Required task>
Of all the lines in the material, how many contain the word "Robot"? State the number alone.

Data items:

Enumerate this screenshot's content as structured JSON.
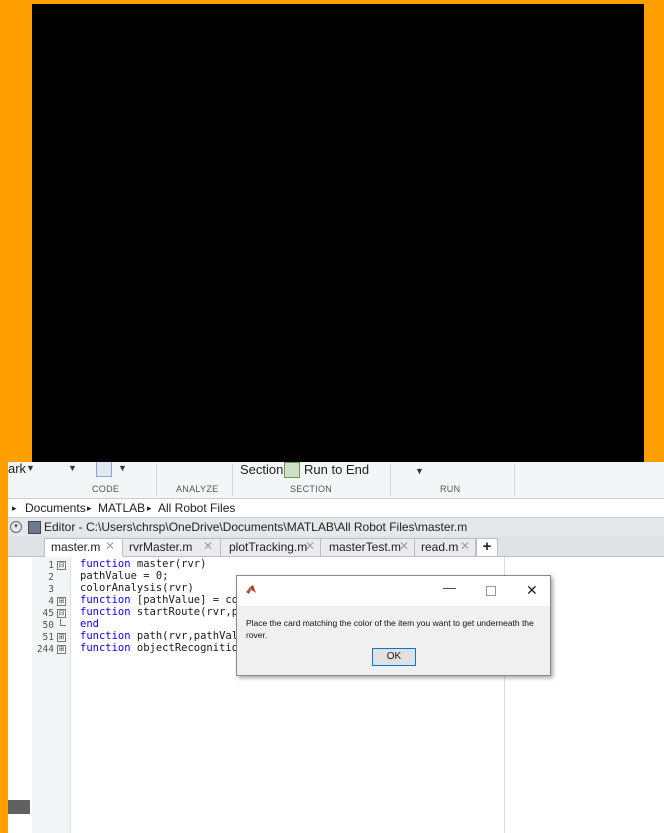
{
  "toolstrip": {
    "partial_left_label": "ark",
    "section_label": "Section",
    "run_to_end_label": "Run to End",
    "groups": [
      "CODE",
      "ANALYZE",
      "SECTION",
      "RUN"
    ]
  },
  "breadcrumb": {
    "items": [
      "Documents",
      "MATLAB",
      "All Robot Files"
    ],
    "separator": "▸"
  },
  "editor": {
    "title": "Editor - C:\\Users\\chrsp\\OneDrive\\Documents\\MATLAB\\All Robot Files\\master.m"
  },
  "tabs": [
    {
      "label": "master.m"
    },
    {
      "label": "rvrMaster.m"
    },
    {
      "label": "plotTracking.m"
    },
    {
      "label": "masterTest.m"
    },
    {
      "label": "read.m"
    }
  ],
  "tab_add_label": "+",
  "code_lines": [
    {
      "num": "1",
      "fold": "⊟",
      "kw": "function",
      "rest": " master(rvr)"
    },
    {
      "num": "2",
      "fold": "",
      "kw": "",
      "rest": "pathValue = 0;"
    },
    {
      "num": "3",
      "fold": "",
      "kw": "",
      "rest": "colorAnalysis(rvr)"
    },
    {
      "num": "4",
      "fold": "⊞",
      "kw": "function",
      "rest": " [pathValue] = colo"
    },
    {
      "num": "45",
      "fold": "⊟",
      "kw": "function",
      "rest": " startRoute(rvr,pat"
    },
    {
      "num": "50",
      "fold": "└",
      "kw": "end",
      "rest": ""
    },
    {
      "num": "51",
      "fold": "⊞",
      "kw": "function",
      "rest": " path(rvr,pathValue"
    },
    {
      "num": "244",
      "fold": "⊞",
      "kw": "function",
      "rest": " objectRecognition("
    }
  ],
  "dialog": {
    "title_icon": "matlab-logo-icon",
    "message": "Place the card matching the color of the item you want to get underneath the rover.",
    "ok_label": "OK",
    "minimize_glyph": "—",
    "close_glyph": "✕"
  },
  "colors": {
    "frame": "#ff9f00",
    "keyword": "#0e00ff",
    "dialog_button_border": "#0078d7"
  }
}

Solution for this exercise>
2